[Start of Dataset content]

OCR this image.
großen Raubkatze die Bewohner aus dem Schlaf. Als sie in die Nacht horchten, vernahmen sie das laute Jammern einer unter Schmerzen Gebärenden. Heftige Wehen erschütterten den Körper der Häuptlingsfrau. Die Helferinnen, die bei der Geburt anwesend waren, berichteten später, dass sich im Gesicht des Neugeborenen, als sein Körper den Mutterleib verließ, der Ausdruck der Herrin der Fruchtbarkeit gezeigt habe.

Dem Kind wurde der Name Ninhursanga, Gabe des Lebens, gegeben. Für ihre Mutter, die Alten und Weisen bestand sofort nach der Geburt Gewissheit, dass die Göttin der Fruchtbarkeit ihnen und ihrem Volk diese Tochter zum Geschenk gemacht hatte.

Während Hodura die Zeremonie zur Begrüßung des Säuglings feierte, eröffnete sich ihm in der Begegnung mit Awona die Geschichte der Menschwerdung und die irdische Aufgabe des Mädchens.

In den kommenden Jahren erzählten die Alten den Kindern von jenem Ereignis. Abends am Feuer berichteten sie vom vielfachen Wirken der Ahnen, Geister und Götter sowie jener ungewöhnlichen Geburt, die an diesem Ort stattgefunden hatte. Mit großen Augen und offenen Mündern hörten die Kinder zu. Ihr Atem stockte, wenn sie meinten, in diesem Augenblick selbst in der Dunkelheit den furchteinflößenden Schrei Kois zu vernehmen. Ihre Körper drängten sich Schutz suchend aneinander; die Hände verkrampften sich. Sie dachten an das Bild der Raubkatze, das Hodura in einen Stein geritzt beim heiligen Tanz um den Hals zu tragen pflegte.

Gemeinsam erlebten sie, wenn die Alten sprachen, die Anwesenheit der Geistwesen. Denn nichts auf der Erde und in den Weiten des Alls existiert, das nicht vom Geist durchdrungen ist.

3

[End of Dataset content]

# Task goal
Look through the listing above and count the lines where the string "wenn" appears. Report the number only.

# Written reply
2